#### Exercise prompt
Check each line of the records for "Configuration"; collect those that have it.

#### Source material
-----

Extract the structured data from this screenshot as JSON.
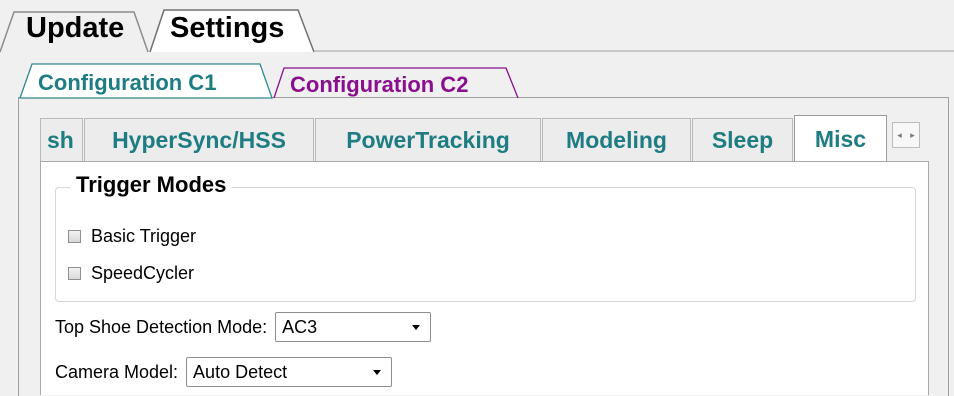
{
  "top_tabs": [
    "Update",
    "Settings"
  ],
  "config_tabs": [
    "Configuration C1",
    "Configuration C2"
  ],
  "colors": {
    "teal": "#1e7c83",
    "purple": "#8a0f8e",
    "border": "#a0a0a0"
  },
  "inner_tabs": [
    "sh",
    "HyperSync/HSS",
    "PowerTracking",
    "Modeling",
    "Sleep",
    "Misc"
  ],
  "active_inner_tab": "Misc",
  "scroll_buttons": {
    "left": "◂",
    "right": "▸"
  },
  "trigger_modes": {
    "title": "Trigger Modes",
    "options": [
      {
        "label": "Basic Trigger",
        "checked": false
      },
      {
        "label": "SpeedCycler",
        "checked": false
      }
    ]
  },
  "top_shoe": {
    "label": "Top Shoe Detection Mode:",
    "value": "AC3"
  },
  "camera_model": {
    "label": "Camera Model:",
    "value": "Auto Detect"
  },
  "icons": {
    "dropdown": "chevron-down-icon"
  }
}
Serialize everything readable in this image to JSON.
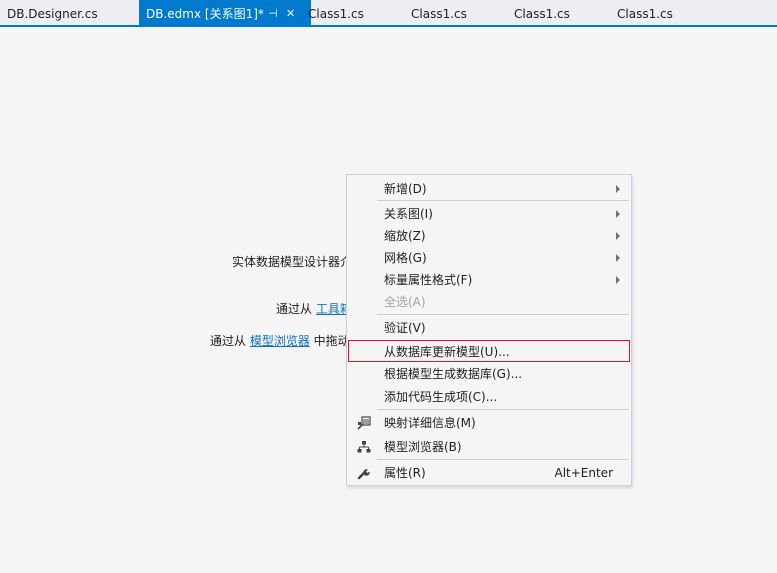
{
  "tabs": [
    {
      "label": "DB.Designer.cs"
    },
    {
      "label": "DB.edmx [关系图1]*",
      "pin": "⊣",
      "close": "✕"
    },
    {
      "label": "Class1.cs"
    },
    {
      "label": "Class1.cs"
    },
    {
      "label": "Class1.cs"
    },
    {
      "label": "Class1.cs"
    }
  ],
  "hints": {
    "line1": "实体数据模型设计器介",
    "line2_prefix": "通过从 ",
    "line2_link": "工具箱",
    "line3_prefix": "通过从 ",
    "line3_link": "模型浏览器",
    "line3_suffix": " 中拖动"
  },
  "context_menu": {
    "items": [
      {
        "label": "新增(D)",
        "submenu": true
      },
      {
        "label": "关系图(I)",
        "submenu": true
      },
      {
        "label": "缩放(Z)",
        "submenu": true
      },
      {
        "label": "网格(G)",
        "submenu": true
      },
      {
        "label": "标量属性格式(F)",
        "submenu": true
      },
      {
        "label": "全选(A)",
        "disabled": true
      },
      {
        "label": "验证(V)"
      },
      {
        "label": "从数据库更新模型(U)...",
        "highlighted": true
      },
      {
        "label": "根据模型生成数据库(G)..."
      },
      {
        "label": "添加代码生成项(C)..."
      },
      {
        "label": "映射详细信息(M)",
        "icon": "mapping-details-icon"
      },
      {
        "label": "模型浏览器(B)",
        "icon": "model-browser-icon"
      },
      {
        "label": "属性(R)",
        "icon": "wrench-icon",
        "shortcut": "Alt+Enter"
      }
    ]
  },
  "colors": {
    "accent": "#007acc",
    "highlight_border": "#e81123",
    "link": "#0e70c0",
    "background": "#f5f5f5"
  }
}
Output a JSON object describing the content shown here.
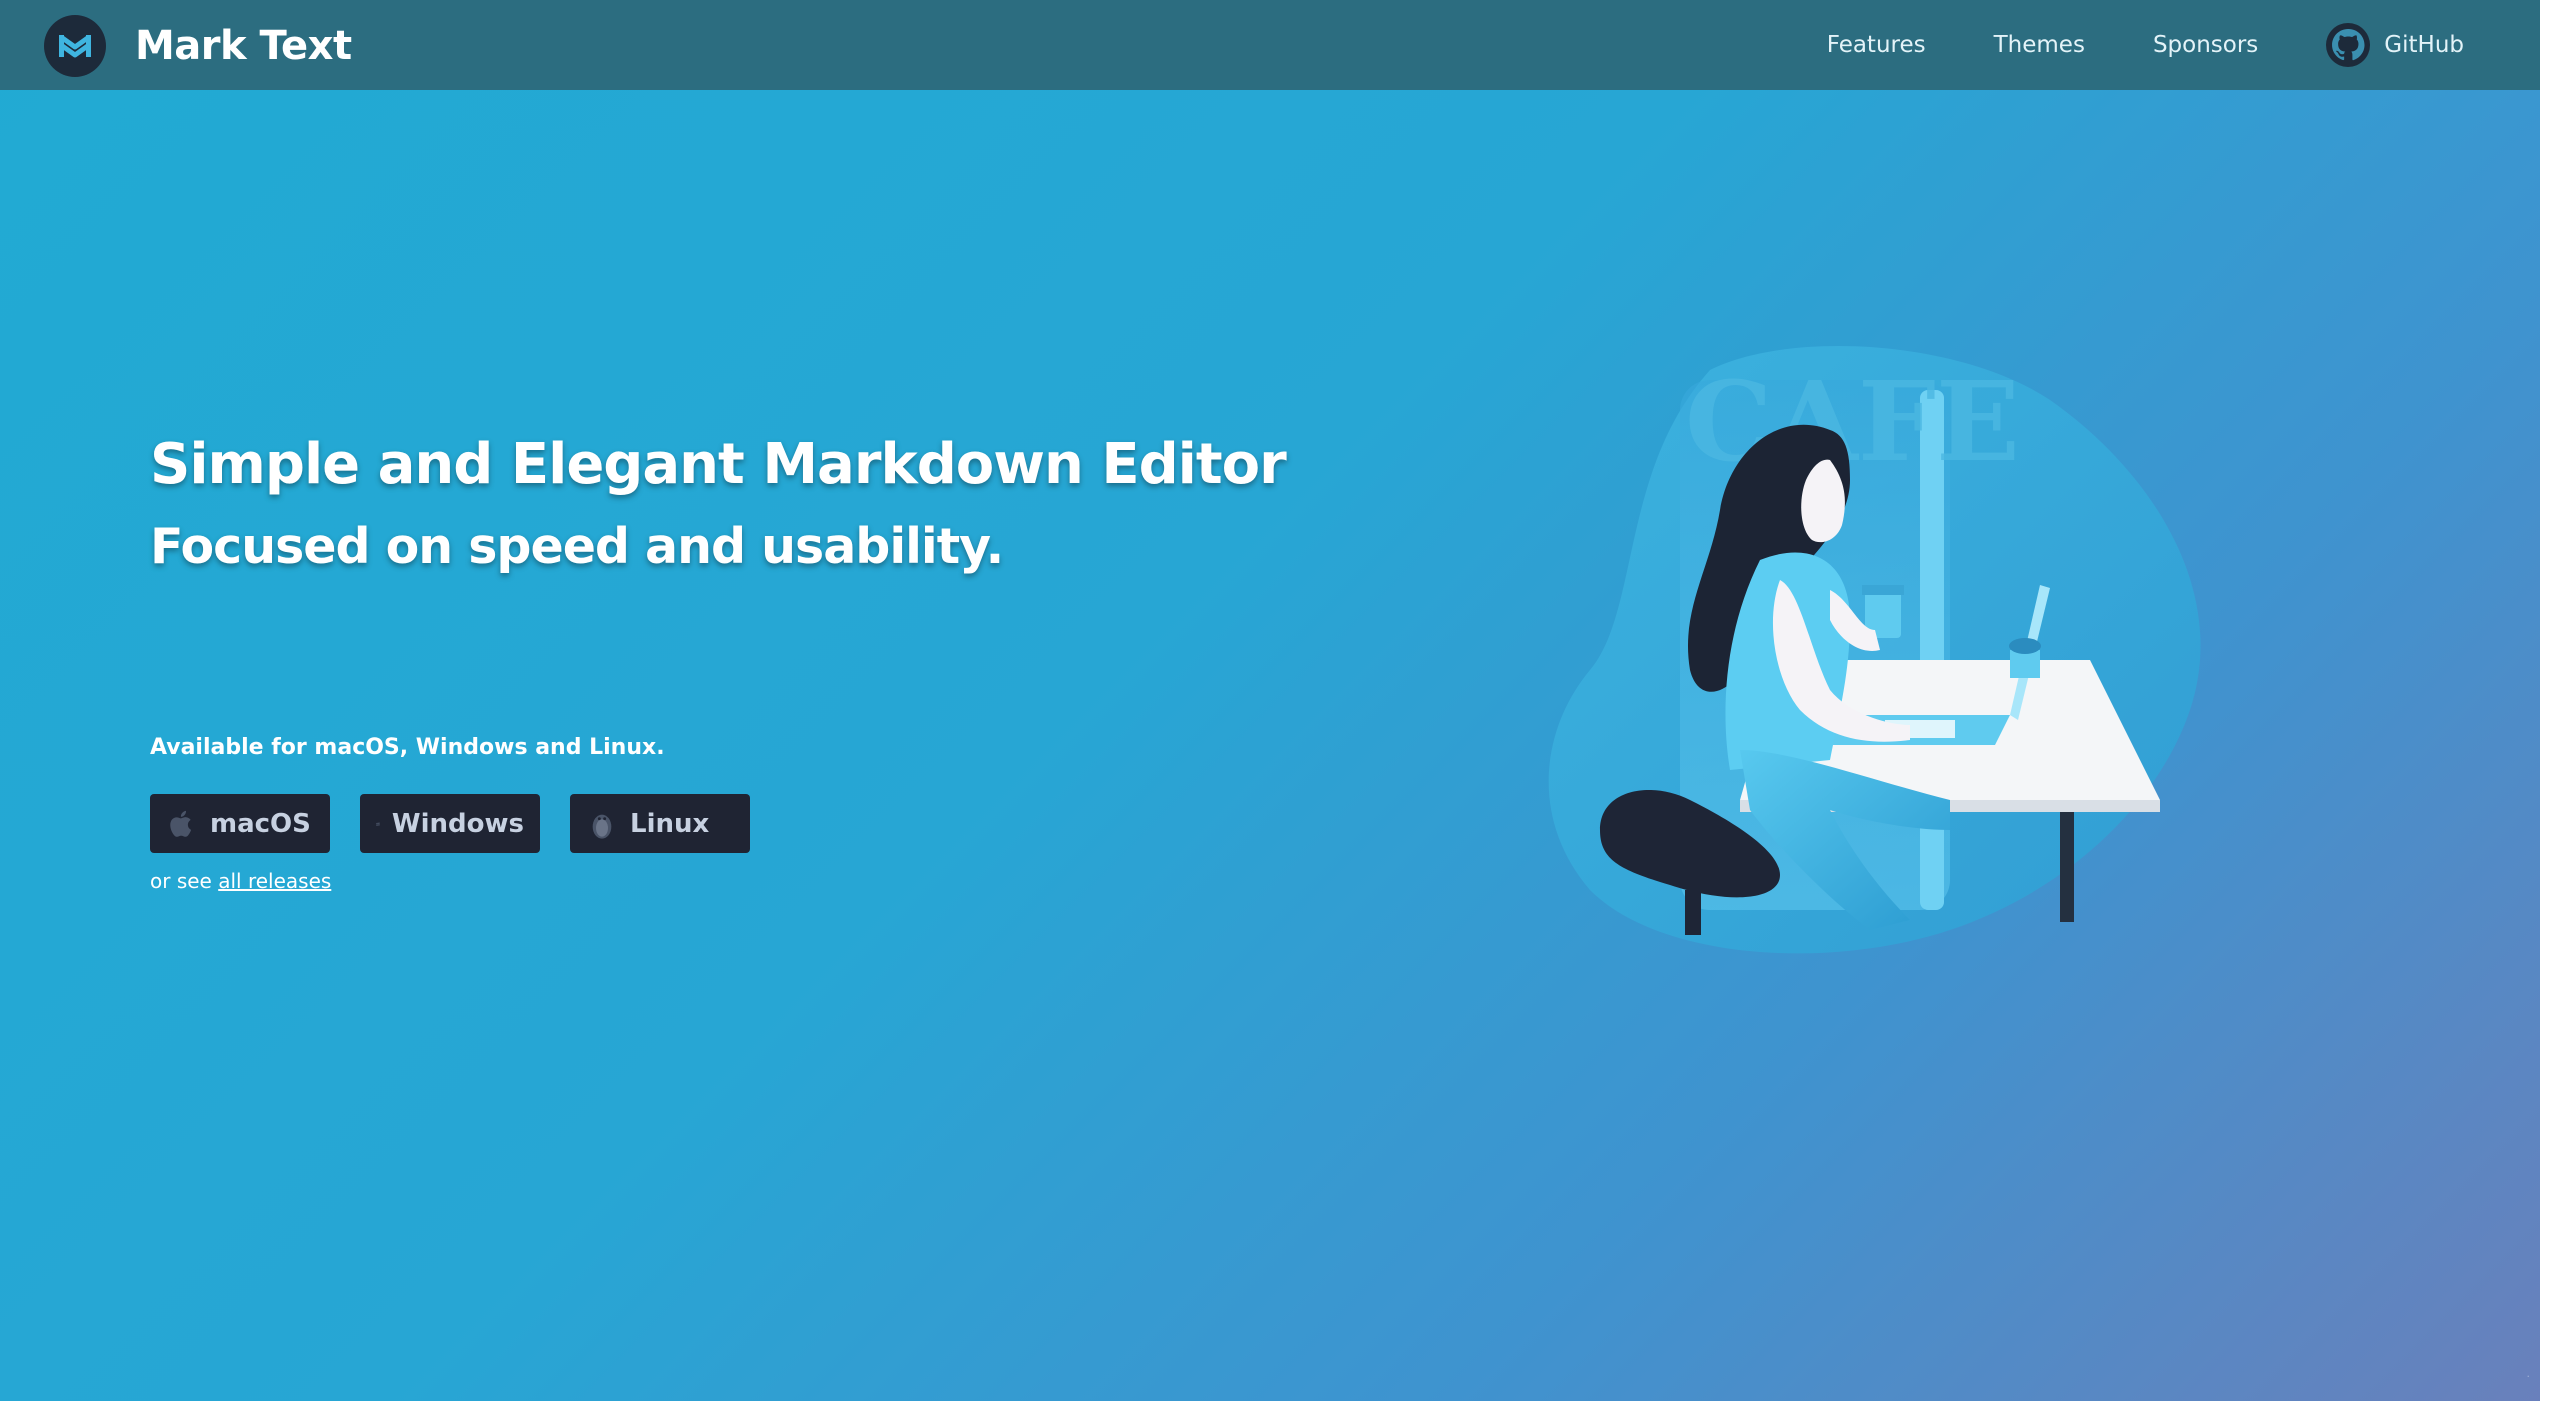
{
  "colors": {
    "navbar": "#2c6d80",
    "button_bg": "#1f2433",
    "hero_gradient_start": "#21aad3",
    "hero_gradient_end": "#6a80bb"
  },
  "nav": {
    "brand": "Mark Text",
    "brand_icon": "marktext-logo-icon",
    "links": [
      {
        "label": "Features"
      },
      {
        "label": "Themes"
      },
      {
        "label": "Sponsors"
      },
      {
        "label": "GitHub",
        "icon": "github-icon"
      }
    ]
  },
  "hero": {
    "title": "Simple and Elegant Markdown Editor",
    "subtitle": "Focused on speed and usability.",
    "availability": "Available for macOS, Windows and Linux.",
    "buttons": [
      {
        "label": "macOS",
        "icon": "apple-icon"
      },
      {
        "label": "Windows",
        "icon": "windows-icon"
      },
      {
        "label": "Linux",
        "icon": "linux-icon"
      }
    ],
    "releases_prefix": "or see",
    "releases_link": "all releases"
  },
  "illustration": {
    "sign_text": "CAFE",
    "icon": "woman-at-laptop-illustration"
  }
}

-----

#### Exercise response
    "Configuration C1",
    "Configuration C2"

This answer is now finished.